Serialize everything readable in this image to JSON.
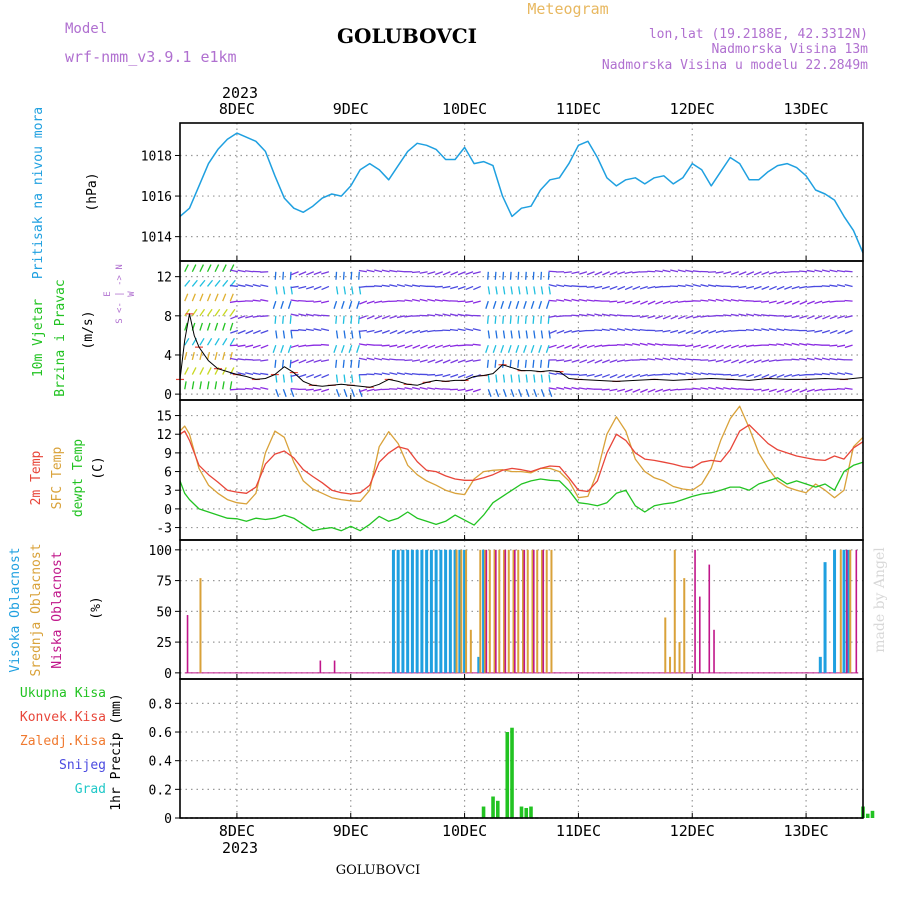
{
  "header": {
    "model_label": "Model",
    "model_name": "wrf-nmm_v3.9.1 e1km",
    "station": "GOLUBOVCI",
    "meteogram": "Meteogram",
    "lonlat": "lon,lat (19.2188E, 42.3312N)",
    "elevation": "Nadmorska Visina 13m",
    "model_elevation": "Nadmorska Visina u modelu 22.2849m",
    "footer_station": "GOLUBOVCI",
    "watermark": "made by Angel"
  },
  "colors": {
    "pressure": "#1fa0e0",
    "temp2m": "#e8463a",
    "sfc": "#d9a23a",
    "dewpt": "#22c322",
    "high_cloud": "#1fa0e0",
    "mid_cloud": "#d9a23a",
    "low_cloud": "#c0168a",
    "precip": "#22c322",
    "wind_purple": "#8a2be2",
    "wind_red": "#e8463a"
  },
  "x_axis": {
    "year": "2023",
    "days": [
      "8DEC",
      "9DEC",
      "10DEC",
      "11DEC",
      "12DEC",
      "13DEC"
    ],
    "day_positions_hours": [
      0,
      24,
      48,
      72,
      96,
      120
    ],
    "range_hours": [
      -12,
      132
    ]
  },
  "panels": {
    "pressure": {
      "ylabel": "Pritisak na nivou mora",
      "unit": "(hPa)",
      "ticks": [
        "1014",
        "1016",
        "1018"
      ],
      "ylim": [
        1012.8,
        1019.6
      ]
    },
    "wind": {
      "ylabel1": "10m Vjetar",
      "ylabel2": "Brzina i Pravac",
      "unit": "(m/s)",
      "ticks": [
        "0",
        "4",
        "8",
        "12"
      ],
      "compass": "N\n^\n|\nW <-- --> E\n|\nv\nS",
      "ylim": [
        -0.6,
        13.6
      ]
    },
    "temperature": {
      "label_2m": "2m Temp",
      "label_sfc": "SFC Temp",
      "label_dew": "dewpt Temp",
      "unit": "(C)",
      "ticks": [
        "-3",
        "0",
        "3",
        "6",
        "9",
        "12",
        "15"
      ],
      "ylim": [
        -5,
        17.5
      ]
    },
    "clouds": {
      "label_high": "Visoka Oblacnost",
      "label_mid": "Srednja Oblacnost",
      "label_low": "Niska Oblacnost",
      "unit": "(%)",
      "ticks": [
        "0",
        "25",
        "50",
        "75",
        "100"
      ],
      "ylim": [
        -5,
        108
      ]
    },
    "precip": {
      "legend": [
        "Ukupna Kisa",
        "Konvek.Kisa",
        "Zaledj.Kisa",
        "Snijeg",
        "Grad"
      ],
      "legend_colors": [
        "#22c322",
        "#e8463a",
        "#f07a30",
        "#4a4ae0",
        "#20c8c8"
      ],
      "ylabel": "1hr Precip (mm)",
      "ticks": [
        "0",
        "0.2",
        "0.4",
        "0.6",
        "0.8"
      ],
      "ylim": [
        0,
        0.97
      ]
    }
  },
  "chart_data": {
    "type": "line",
    "x_unit": "hours from 8 DEC 00 UTC",
    "pressure": {
      "x": [
        -12,
        -10,
        -8,
        -6,
        -4,
        -2,
        0,
        2,
        4,
        6,
        8,
        10,
        12,
        14,
        16,
        18,
        20,
        22,
        24,
        26,
        28,
        30,
        32,
        34,
        36,
        38,
        40,
        42,
        44,
        46,
        48,
        50,
        52,
        54,
        56,
        58,
        60,
        62,
        64,
        66,
        68,
        70,
        72,
        74,
        76,
        78,
        80,
        82,
        84,
        86,
        88,
        90,
        92,
        94,
        96,
        98,
        100,
        102,
        104,
        106,
        108,
        110,
        112,
        114,
        116,
        118,
        120,
        122,
        124,
        126,
        128,
        130,
        132
      ],
      "y": [
        1015.0,
        1015.4,
        1016.5,
        1017.6,
        1018.3,
        1018.8,
        1019.1,
        1018.9,
        1018.7,
        1018.2,
        1017.0,
        1015.9,
        1015.4,
        1015.2,
        1015.5,
        1015.9,
        1016.1,
        1016.0,
        1016.5,
        1017.3,
        1017.6,
        1017.3,
        1016.8,
        1017.5,
        1018.2,
        1018.6,
        1018.5,
        1018.3,
        1017.8,
        1017.8,
        1018.4,
        1017.6,
        1017.7,
        1017.5,
        1016.0,
        1015.0,
        1015.4,
        1015.5,
        1016.3,
        1016.8,
        1016.9,
        1017.6,
        1018.5,
        1018.7,
        1017.9,
        1016.9,
        1016.5,
        1016.8,
        1016.9,
        1016.6,
        1016.9,
        1017.0,
        1016.6,
        1016.9,
        1017.6,
        1017.3,
        1016.5,
        1017.2,
        1017.9,
        1017.6,
        1016.8,
        1016.8,
        1017.2,
        1017.5,
        1017.6,
        1017.4,
        1017.0,
        1016.3,
        1016.1,
        1015.8,
        1015.0,
        1014.3,
        1013.2
      ]
    },
    "wind_speed": {
      "x": [
        -12,
        -11,
        -10,
        -9,
        -8,
        -6,
        -4,
        -2,
        0,
        2,
        4,
        6,
        8,
        10,
        12,
        14,
        16,
        18,
        20,
        22,
        24,
        26,
        28,
        30,
        32,
        34,
        36,
        38,
        40,
        42,
        44,
        46,
        48,
        50,
        52,
        54,
        56,
        58,
        60,
        62,
        64,
        66,
        68,
        70,
        72,
        76,
        80,
        84,
        88,
        92,
        96,
        100,
        104,
        108,
        112,
        116,
        120,
        124,
        128,
        132
      ],
      "y": [
        1.5,
        5.5,
        8.2,
        6.0,
        4.8,
        3.4,
        2.6,
        2.3,
        2.0,
        1.8,
        1.5,
        1.6,
        2.0,
        2.8,
        2.2,
        1.3,
        0.9,
        0.8,
        0.9,
        1.0,
        0.9,
        0.8,
        0.7,
        1.0,
        1.5,
        1.3,
        1.0,
        0.9,
        1.2,
        1.4,
        1.3,
        1.4,
        1.4,
        1.8,
        1.9,
        2.1,
        3.0,
        2.7,
        2.4,
        2.4,
        2.3,
        2.4,
        2.3,
        1.6,
        1.5,
        1.4,
        1.3,
        1.4,
        1.5,
        1.4,
        1.5,
        1.6,
        1.5,
        1.4,
        1.6,
        1.5,
        1.5,
        1.6,
        1.5,
        1.7
      ]
    },
    "temp_2m": {
      "x": [
        -12,
        -11,
        -10,
        -8,
        -6,
        -4,
        -2,
        0,
        2,
        4,
        6,
        8,
        10,
        12,
        14,
        16,
        18,
        20,
        22,
        24,
        26,
        28,
        30,
        32,
        34,
        36,
        38,
        40,
        42,
        44,
        46,
        48,
        50,
        52,
        54,
        56,
        58,
        60,
        62,
        64,
        66,
        68,
        70,
        72,
        74,
        76,
        78,
        80,
        82,
        84,
        86,
        88,
        90,
        92,
        94,
        96,
        98,
        100,
        102,
        104,
        106,
        108,
        110,
        112,
        114,
        116,
        118,
        120,
        122,
        124,
        126,
        128,
        130,
        132
      ],
      "y": [
        12.0,
        12.5,
        11.0,
        7.0,
        5.5,
        4.3,
        3.0,
        2.7,
        2.5,
        3.5,
        7.2,
        8.8,
        9.3,
        8.2,
        6.3,
        5.2,
        4.2,
        3.0,
        2.6,
        2.4,
        2.6,
        3.8,
        7.5,
        9.0,
        10.0,
        9.6,
        7.6,
        6.2,
        6.0,
        5.3,
        4.8,
        4.6,
        4.6,
        5.0,
        5.5,
        6.2,
        6.5,
        6.3,
        6.0,
        6.5,
        6.9,
        6.8,
        5.0,
        3.0,
        2.8,
        4.5,
        9.0,
        12.0,
        11.0,
        9.0,
        8.0,
        7.8,
        7.5,
        7.2,
        6.8,
        6.6,
        7.5,
        7.8,
        7.6,
        9.5,
        12.5,
        13.5,
        12.0,
        10.5,
        9.5,
        9.0,
        8.5,
        8.2,
        7.9,
        7.8,
        8.5,
        8.0,
        9.8,
        10.8
      ]
    },
    "temp_sfc": {
      "x": [
        -12,
        -11,
        -10,
        -8,
        -6,
        -4,
        -2,
        0,
        2,
        4,
        6,
        8,
        10,
        12,
        14,
        16,
        18,
        20,
        22,
        24,
        26,
        28,
        30,
        32,
        34,
        36,
        38,
        40,
        42,
        44,
        46,
        48,
        50,
        52,
        54,
        56,
        58,
        60,
        62,
        64,
        66,
        68,
        70,
        72,
        74,
        76,
        78,
        80,
        82,
        84,
        86,
        88,
        90,
        92,
        94,
        96,
        98,
        100,
        102,
        104,
        106,
        108,
        110,
        112,
        114,
        116,
        118,
        120,
        122,
        124,
        126,
        128,
        130,
        132
      ],
      "y": [
        12.5,
        13.3,
        12.0,
        6.5,
        3.8,
        2.5,
        1.5,
        1.0,
        0.8,
        2.5,
        9.0,
        12.5,
        11.5,
        7.5,
        4.5,
        3.2,
        2.5,
        1.8,
        1.5,
        1.3,
        1.2,
        3.0,
        10.0,
        12.4,
        10.5,
        7.0,
        5.5,
        4.5,
        3.8,
        3.0,
        2.5,
        2.3,
        4.8,
        6.0,
        6.2,
        6.3,
        6.0,
        6.0,
        5.8,
        6.5,
        6.5,
        6.0,
        4.5,
        1.8,
        2.0,
        6.0,
        12.0,
        14.8,
        12.5,
        8.0,
        6.0,
        5.0,
        4.5,
        3.6,
        3.2,
        3.0,
        4.0,
        6.5,
        11.0,
        14.5,
        16.5,
        13.0,
        9.0,
        6.5,
        4.5,
        3.5,
        3.0,
        2.6,
        4.0,
        3.0,
        1.8,
        3.0,
        10.0,
        11.5
      ]
    },
    "temp_dew": {
      "x": [
        -12,
        -11,
        -10,
        -8,
        -6,
        -4,
        -2,
        0,
        2,
        4,
        6,
        8,
        10,
        12,
        14,
        16,
        18,
        20,
        22,
        24,
        26,
        28,
        30,
        32,
        34,
        36,
        38,
        40,
        42,
        44,
        46,
        48,
        50,
        52,
        54,
        56,
        58,
        60,
        62,
        64,
        66,
        68,
        70,
        72,
        74,
        76,
        78,
        80,
        82,
        84,
        86,
        88,
        90,
        92,
        94,
        96,
        98,
        100,
        102,
        104,
        106,
        108,
        110,
        112,
        114,
        116,
        118,
        120,
        122,
        124,
        126,
        128,
        130,
        132
      ],
      "y": [
        4.5,
        2.5,
        1.5,
        0.0,
        -0.5,
        -1.0,
        -1.5,
        -1.6,
        -2.0,
        -1.5,
        -1.7,
        -1.5,
        -1.0,
        -1.5,
        -2.5,
        -3.5,
        -3.2,
        -3.0,
        -3.5,
        -2.8,
        -3.5,
        -2.5,
        -1.2,
        -2.0,
        -1.5,
        -0.5,
        -1.5,
        -2.0,
        -2.5,
        -2.0,
        -1.0,
        -1.8,
        -2.6,
        -1.0,
        1.0,
        2.0,
        3.0,
        4.0,
        4.5,
        4.8,
        4.6,
        4.5,
        3.0,
        1.0,
        0.8,
        0.5,
        1.0,
        2.5,
        3.0,
        0.5,
        -0.5,
        0.5,
        0.8,
        1.0,
        1.5,
        2.0,
        2.4,
        2.6,
        3.0,
        3.5,
        3.5,
        3.0,
        4.0,
        4.5,
        5.0,
        4.0,
        4.5,
        4.0,
        3.5,
        4.0,
        3.0,
        6.0,
        7.0,
        7.5
      ]
    },
    "clouds": {
      "high": [
        [
          -11,
          0
        ],
        [
          20,
          0
        ],
        [
          33,
          100
        ],
        [
          34,
          100
        ],
        [
          35,
          100
        ],
        [
          36,
          100
        ],
        [
          37,
          100
        ],
        [
          38,
          100
        ],
        [
          39,
          100
        ],
        [
          40,
          100
        ],
        [
          41,
          100
        ],
        [
          42,
          100
        ],
        [
          43,
          100
        ],
        [
          44,
          100
        ],
        [
          45,
          100
        ],
        [
          46,
          100
        ],
        [
          47,
          100
        ],
        [
          48,
          100
        ],
        [
          51,
          13
        ],
        [
          52,
          100
        ],
        [
          123,
          13
        ],
        [
          124,
          90
        ],
        [
          126,
          100
        ],
        [
          128,
          100
        ],
        [
          129,
          100
        ]
      ],
      "mid": [
        [
          -8,
          77
        ],
        [
          46,
          100
        ],
        [
          47,
          100
        ],
        [
          48,
          100
        ],
        [
          49,
          35
        ],
        [
          51,
          100
        ],
        [
          52,
          100
        ],
        [
          53,
          100
        ],
        [
          54,
          100
        ],
        [
          55,
          100
        ],
        [
          56,
          100
        ],
        [
          57,
          100
        ],
        [
          58,
          100
        ],
        [
          59,
          100
        ],
        [
          60,
          100
        ],
        [
          61,
          100
        ],
        [
          62,
          100
        ],
        [
          63,
          100
        ],
        [
          64,
          100
        ],
        [
          65,
          100
        ],
        [
          66,
          100
        ],
        [
          90,
          45
        ],
        [
          91,
          13
        ],
        [
          92,
          100
        ],
        [
          93,
          25
        ],
        [
          94,
          77
        ],
        [
          127,
          100
        ],
        [
          129,
          100
        ]
      ],
      "low": [
        [
          -11,
          47
        ],
        [
          17,
          10
        ],
        [
          20,
          10
        ],
        [
          52,
          100
        ],
        [
          54,
          100
        ],
        [
          56,
          100
        ],
        [
          58,
          100
        ],
        [
          60,
          100
        ],
        [
          62,
          100
        ],
        [
          64,
          100
        ],
        [
          96,
          100
        ],
        [
          97,
          62
        ],
        [
          99,
          88
        ],
        [
          100,
          35
        ],
        [
          128,
          100
        ],
        [
          130,
          100
        ]
      ]
    },
    "precip_total": {
      "x": [
        50,
        51,
        52,
        54,
        55,
        56,
        57,
        58,
        59,
        60,
        61,
        62,
        63,
        64,
        132,
        133,
        134
      ],
      "y": [
        0.0,
        0.0,
        0.08,
        0.15,
        0.12,
        0.0,
        0.6,
        0.63,
        0.0,
        0.08,
        0.07,
        0.08,
        0.0,
        0.0,
        0.08,
        0.03,
        0.05
      ]
    }
  }
}
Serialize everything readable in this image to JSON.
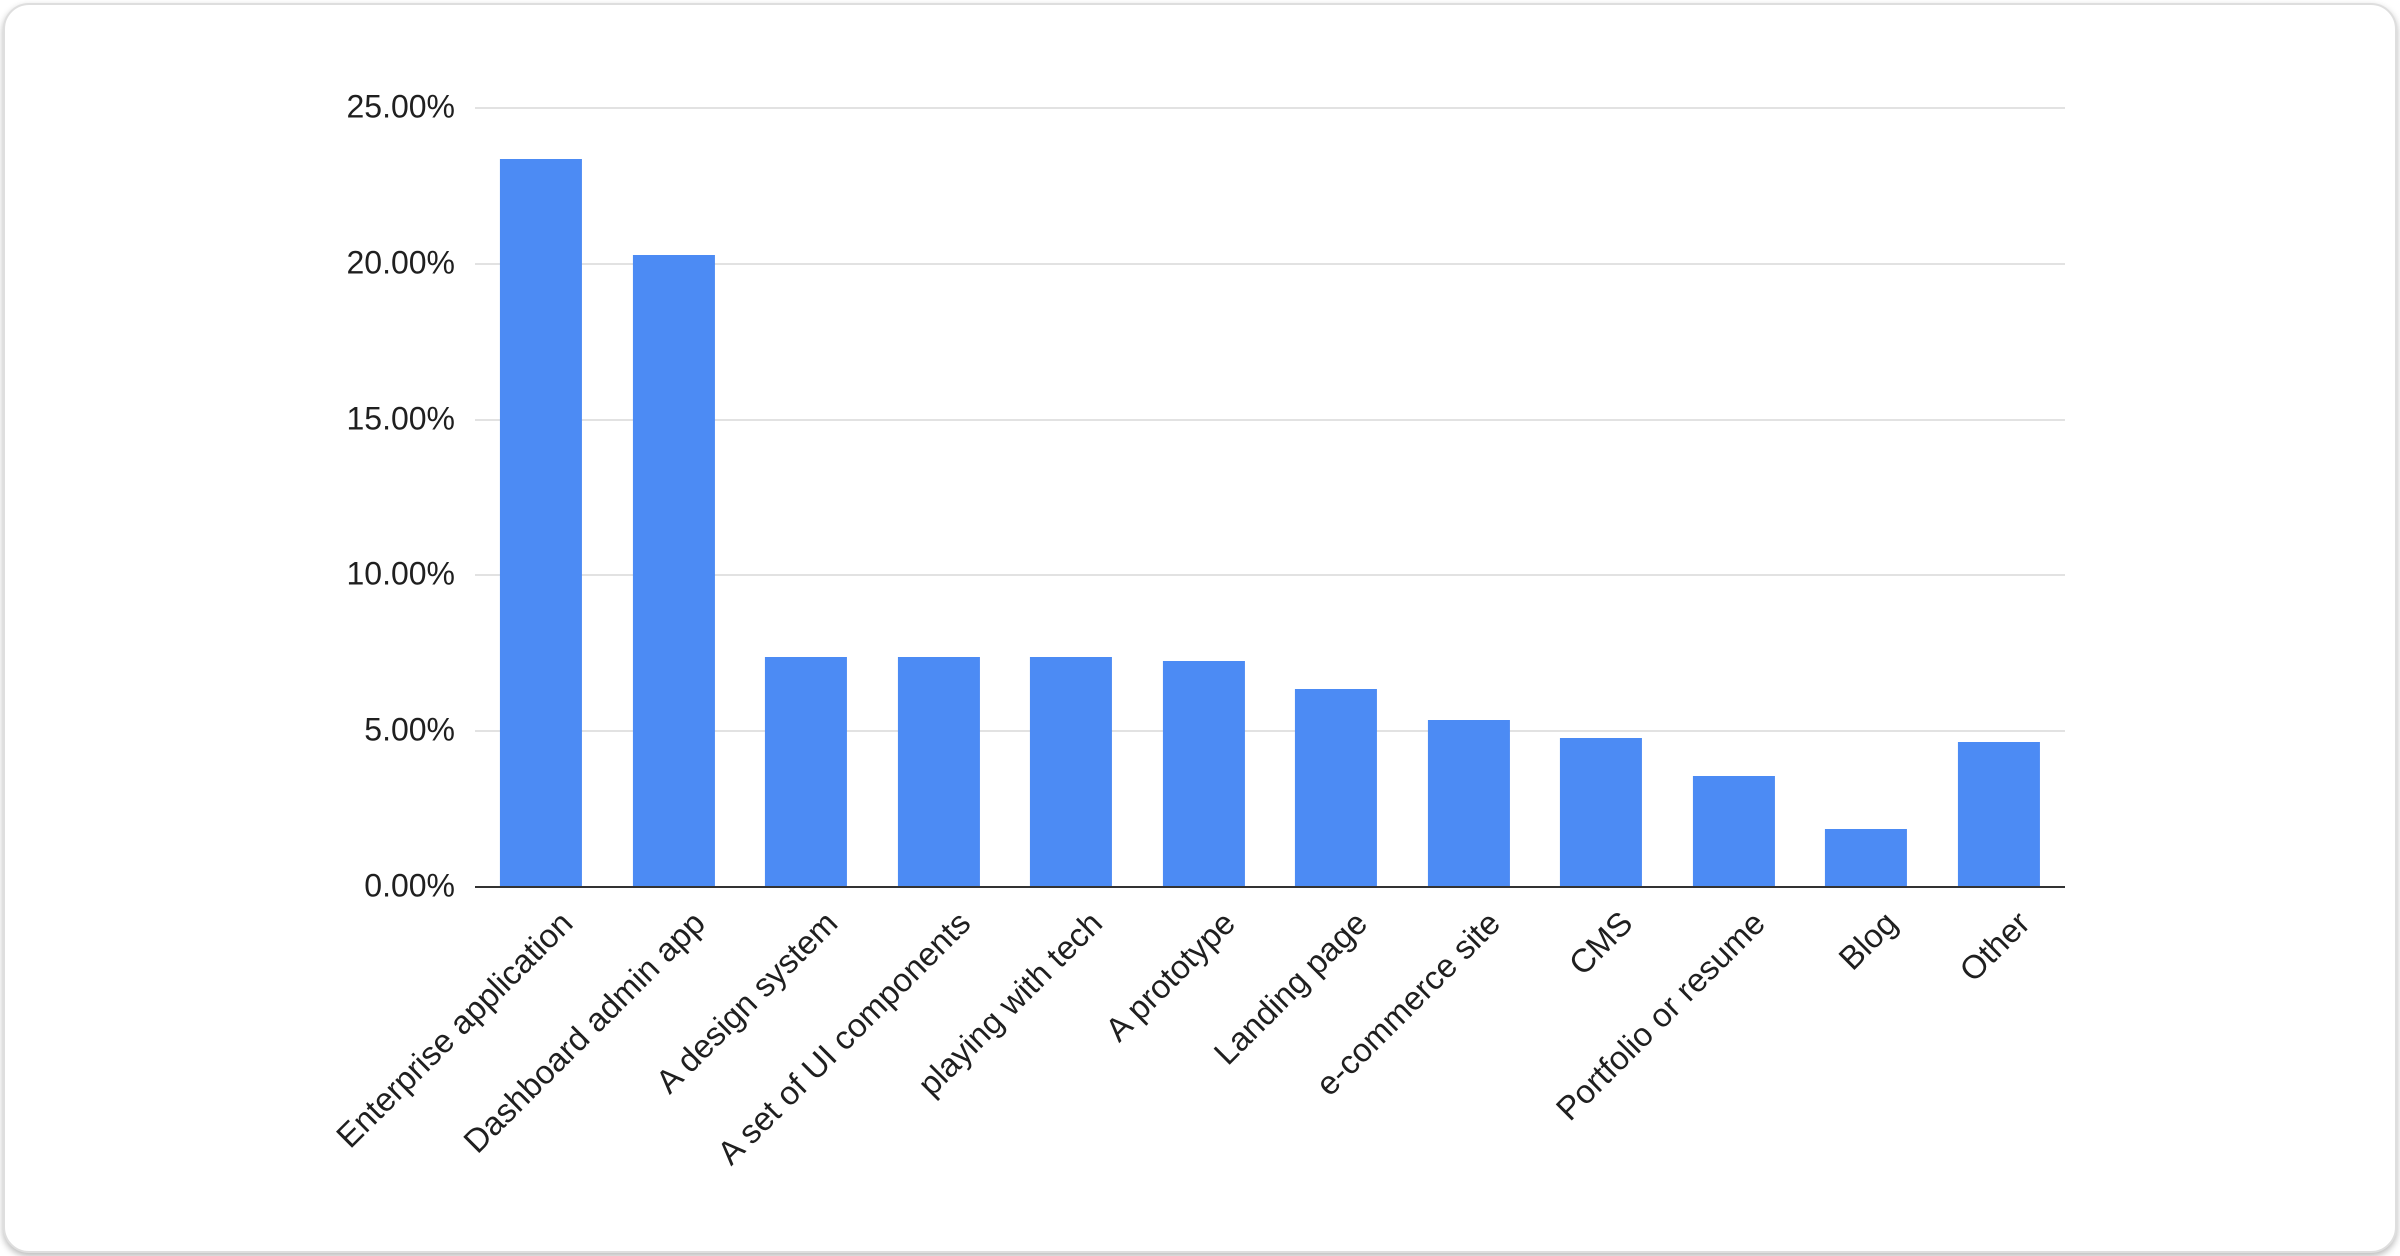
{
  "chart_data": {
    "type": "bar",
    "title": "",
    "xlabel": "",
    "ylabel": "",
    "categories": [
      "Enterprise application",
      "Dashboard admin app",
      "A design system",
      "A set of UI components",
      "playing with tech",
      "A prototype",
      "Landing page",
      "e-commerce site",
      "CMS",
      "Portfolio or resume",
      "Blog",
      "Other"
    ],
    "values": [
      23.4,
      20.3,
      7.4,
      7.4,
      7.4,
      7.3,
      6.4,
      5.4,
      4.8,
      3.6,
      1.9,
      4.7
    ],
    "value_unit": "%",
    "ylim": [
      0,
      25
    ],
    "yticks": [
      0,
      5,
      10,
      15,
      20,
      25
    ],
    "ytick_labels": [
      "0.00%",
      "5.00%",
      "10.00%",
      "15.00%",
      "20.00%",
      "25.00%"
    ],
    "grid": true,
    "legend_position": "none",
    "bar_color": "#4c8bf4",
    "gridline_color": "#e2e2e2",
    "axis_color": "#333333",
    "label_color": "#1f1f1f"
  }
}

DIRECTIONS: In the listing above, locate each line with "Visina" and copy it.

THE SOLUTION:
    "elevation": "Nadmorska Visina 13m",
    "model_elevation": "Nadmorska Visina u modelu 22.2849m",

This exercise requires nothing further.